_PROBLEM STATEMENT_
Format the records below as a Markdown table with two columns, Row and Entry. Give each nonblank line its own numbered row, and leave the pictures out.

_PROVIDED ENTRIES_
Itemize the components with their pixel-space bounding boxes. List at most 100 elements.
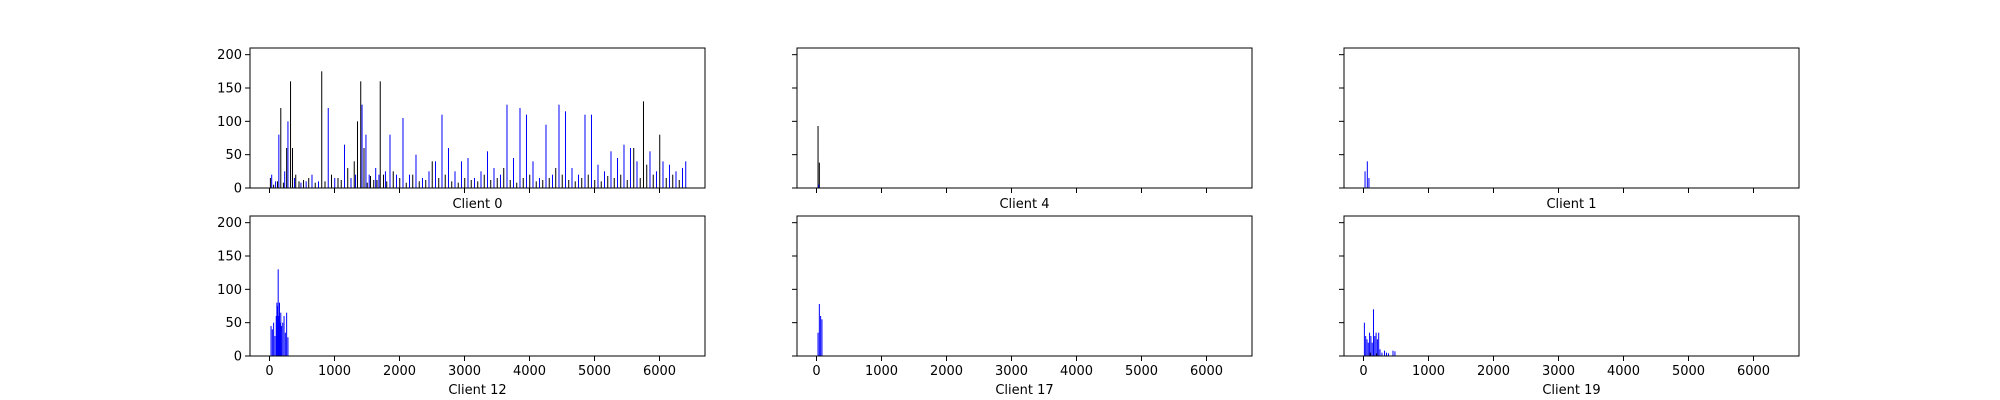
bar — [581, 178, 583, 188]
bar — [308, 178, 310, 188]
bar — [418, 181, 420, 188]
subplot-2: Client 1 — [1339, 47, 1800, 212]
bar — [438, 178, 440, 188]
bar — [1366, 339, 1368, 356]
bar — [685, 161, 687, 188]
x-tick-label: 0 — [1359, 364, 1367, 379]
bar — [548, 178, 550, 188]
bar — [347, 168, 349, 188]
bar — [392, 171, 394, 188]
bar — [290, 81, 292, 188]
bar — [361, 104, 363, 188]
bar — [1365, 336, 1367, 356]
bar — [369, 176, 371, 188]
subplot-0: 0 50 100 150 200 Client 0 — [217, 47, 706, 212]
x-tick-label: 6000 — [643, 364, 676, 379]
bar — [1370, 336, 1372, 356]
bar — [277, 181, 279, 188]
bar — [275, 181, 277, 188]
bar — [629, 148, 631, 188]
axes-frame — [1343, 47, 1800, 189]
x-tick-label: 2000 — [930, 364, 963, 379]
bar — [303, 180, 305, 188]
bar — [529, 174, 531, 188]
bar — [273, 184, 275, 188]
x-tick-label: 1000 — [318, 364, 351, 379]
bar — [277, 269, 279, 356]
y-tick-label: 200 — [217, 216, 242, 231]
bar — [274, 336, 276, 356]
bar — [496, 178, 498, 188]
bar — [327, 108, 329, 188]
bar — [1364, 171, 1366, 188]
bar — [1368, 178, 1370, 188]
bar — [659, 134, 661, 188]
x-tick-label: 1000 — [865, 364, 898, 379]
bar — [408, 174, 410, 188]
bar — [1376, 353, 1378, 356]
bar — [681, 168, 683, 188]
bar — [386, 181, 388, 188]
bar — [499, 174, 501, 188]
bar — [355, 174, 357, 188]
bar — [633, 148, 635, 188]
bar — [668, 164, 670, 188]
bar — [415, 154, 417, 188]
x-tick-label: 6000 — [1190, 364, 1223, 379]
subplot-5: 0 1000 2000 3000 4000 5000 6000 Client 19 — [1339, 215, 1800, 398]
bar — [587, 174, 589, 188]
bar — [278, 134, 280, 188]
subplot-4: 0 1000 2000 3000 4000 5000 6000 Client 17 — [792, 215, 1253, 398]
subplot-1: Client 4 — [792, 47, 1253, 212]
bar — [366, 182, 368, 188]
bar — [278, 316, 280, 356]
y-tick-label: 50 — [225, 316, 242, 331]
bar — [522, 178, 524, 188]
bar — [286, 148, 288, 188]
y-tick-label: 150 — [217, 250, 242, 265]
x-tick-label: 4000 — [513, 364, 546, 379]
bar — [276, 302, 278, 356]
bar — [571, 168, 573, 188]
x-tick-label: 4000 — [1607, 364, 1640, 379]
bar — [330, 174, 332, 188]
x-tick-label: 2000 — [383, 364, 416, 379]
bar — [275, 316, 277, 356]
bar — [584, 114, 586, 188]
bar — [363, 148, 365, 188]
bar — [287, 337, 289, 356]
bar — [642, 101, 644, 188]
bar — [616, 158, 618, 188]
bar — [460, 161, 462, 188]
bar — [558, 104, 560, 188]
bar — [305, 181, 307, 188]
bar — [532, 161, 534, 188]
bar — [1387, 353, 1389, 356]
x-tick-label: 2000 — [1477, 364, 1510, 379]
x-tick-label: 1000 — [1412, 364, 1445, 379]
bar — [271, 329, 273, 356]
bar — [395, 174, 397, 188]
bar — [672, 174, 674, 188]
bar — [1374, 336, 1376, 356]
bar — [269, 178, 271, 188]
x-tick-label: 5000 — [1672, 364, 1705, 379]
bar — [280, 326, 282, 356]
bar — [490, 180, 492, 188]
bar — [384, 171, 386, 188]
bar — [451, 181, 453, 188]
bar — [516, 182, 518, 188]
bar — [542, 180, 544, 188]
axes-frame — [796, 47, 1253, 189]
bar — [538, 178, 540, 188]
y-tick-label: 0 — [234, 182, 242, 197]
bar — [412, 174, 414, 188]
x-tick-label: 3000 — [995, 364, 1028, 379]
bar — [431, 161, 433, 188]
bar — [561, 174, 563, 188]
bar — [639, 178, 641, 188]
bar — [623, 144, 625, 188]
bar — [817, 126, 819, 188]
bar — [447, 148, 449, 188]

_SOLUTION TO THE PROBLEM_
| Row | Entry |
|---|---|
| 1 | Itemize the components with their pixel-space bounding boxes. List at most 100 elements. |
| 2 | bar — [581, 178, 583, 188] |
| 3 | bar — [308, 178, 310, 188] |
| 4 | bar — [418, 181, 420, 188] |
| 5 | subplot-2: Client 1 — [1339, 47, 1800, 212] |
| 6 | bar — [438, 178, 440, 188] |
| 7 | bar — [1366, 339, 1368, 356] |
| 8 | bar — [685, 161, 687, 188] |
| 9 | x-tick-label: 0 — [1359, 364, 1367, 379] |
| 10 | bar — [548, 178, 550, 188] |
| 11 | bar — [347, 168, 349, 188] |
| 12 | bar — [392, 171, 394, 188] |
| 13 | bar — [290, 81, 292, 188] |
| 14 | bar — [361, 104, 363, 188] |
| 15 | bar — [1365, 336, 1367, 356] |
| 16 | bar — [369, 176, 371, 188] |
| 17 | subplot-0: 0 50 100 150 200 Client 0 — [217, 47, 706, 212] |
| 18 | x-tick-label: 6000 — [643, 364, 676, 379] |
| 19 | bar — [1370, 336, 1372, 356] |
| 20 | bar — [277, 181, 279, 188] |
| 21 | bar — [275, 181, 277, 188] |
| 22 | bar — [629, 148, 631, 188] |
| 23 | axes-frame — [1343, 47, 1800, 189] |
| 24 | x-tick-label: 2000 — [930, 364, 963, 379] |
| 25 | bar — [303, 180, 305, 188] |
| 26 | bar — [529, 174, 531, 188] |
| 27 | bar — [273, 184, 275, 188] |
| 28 | x-tick-label: 1000 — [318, 364, 351, 379] |
| 29 | bar — [277, 269, 279, 356] |
| 30 | y-tick-label: 200 — [217, 216, 242, 231] |
| 31 | bar — [274, 336, 276, 356] |
| 32 | bar — [496, 178, 498, 188] |
| 33 | bar — [327, 108, 329, 188] |
| 34 | bar — [1364, 171, 1366, 188] |
| 35 | bar — [1368, 178, 1370, 188] |
| 36 | bar — [659, 134, 661, 188] |
| 37 | x-tick-label: 1000 — [865, 364, 898, 379] |
| 38 | bar — [408, 174, 410, 188] |
| 39 | bar — [1376, 353, 1378, 356] |
| 40 | bar — [681, 168, 683, 188] |
| 41 | bar — [386, 181, 388, 188] |
| 42 | bar — [499, 174, 501, 188] |
| 43 | bar — [355, 174, 357, 188] |
| 44 | bar — [633, 148, 635, 188] |
| 45 | bar — [668, 164, 670, 188] |
| 46 | bar — [415, 154, 417, 188] |
| 47 | x-tick-label: 6000 — [1190, 364, 1223, 379] |
| 48 | subplot-5: 0 1000 2000 3000 4000 5000 6000 Client 19 — [1339, 215, 1800, 398] |
| 49 | bar — [587, 174, 589, 188] |
| 50 | bar — [278, 134, 280, 188] |
| 51 | subplot-4: 0 1000 2000 3000 4000 5000 6000 Client 17 — [792, 215, 1253, 398] |
| 52 | subplot-1: Client 4 — [792, 47, 1253, 212] |
| 53 | bar — [366, 182, 368, 188] |
| 54 | bar — [278, 316, 280, 356] |
| 55 | y-tick-label: 50 — [225, 316, 242, 331] |
| 56 | bar — [522, 178, 524, 188] |
| 57 | bar — [286, 148, 288, 188] |
| 58 | y-tick-label: 150 — [217, 250, 242, 265] |
| 59 | x-tick-label: 4000 — [513, 364, 546, 379] |
| 60 | bar — [276, 302, 278, 356] |
| 61 | bar — [571, 168, 573, 188] |
| 62 | x-tick-label: 4000 — [1607, 364, 1640, 379] |
| 63 | bar — [330, 174, 332, 188] |
| 64 | x-tick-label: 2000 — [383, 364, 416, 379] |
| 65 | bar — [275, 316, 277, 356] |
| 66 | bar — [584, 114, 586, 188] |
| 67 | bar — [363, 148, 365, 188] |
| 68 | bar — [287, 337, 289, 356] |
| 69 | bar — [642, 101, 644, 188] |
| 70 | bar — [616, 158, 618, 188] |
| 71 | bar — [460, 161, 462, 188] |
| 72 | bar — [558, 104, 560, 188] |
| 73 | bar — [305, 181, 307, 188] |
| 74 | bar — [532, 161, 534, 188] |
| 75 | bar — [1387, 353, 1389, 356] |
| 76 | x-tick-label: 2000 — [1477, 364, 1510, 379] |
| 77 | x-tick-label: 1000 — [1412, 364, 1445, 379] |
| 78 | bar — [271, 329, 273, 356] |
| 79 | bar — [395, 174, 397, 188] |
| 80 | bar — [672, 174, 674, 188] |
| 81 | bar — [1374, 336, 1376, 356] |
| 82 | bar — [269, 178, 271, 188] |
| 83 | x-tick-label: 5000 — [1672, 364, 1705, 379] |
| 84 | bar — [280, 326, 282, 356] |
| 85 | bar — [490, 180, 492, 188] |
| 86 | bar — [384, 171, 386, 188] |
| 87 | bar — [451, 181, 453, 188] |
| 88 | bar — [516, 182, 518, 188] |
| 89 | bar — [542, 180, 544, 188] |
| 90 | axes-frame — [796, 47, 1253, 189] |
| 91 | bar — [538, 178, 540, 188] |
| 92 | y-tick-label: 0 — [234, 182, 242, 197] |
| 93 | bar — [412, 174, 414, 188] |
| 94 | x-tick-label: 3000 — [995, 364, 1028, 379] |
| 95 | bar — [431, 161, 433, 188] |
| 96 | bar — [561, 174, 563, 188] |
| 97 | bar — [639, 178, 641, 188] |
| 98 | bar — [623, 144, 625, 188] |
| 99 | bar — [817, 126, 819, 188] |
| 100 | bar — [447, 148, 449, 188] |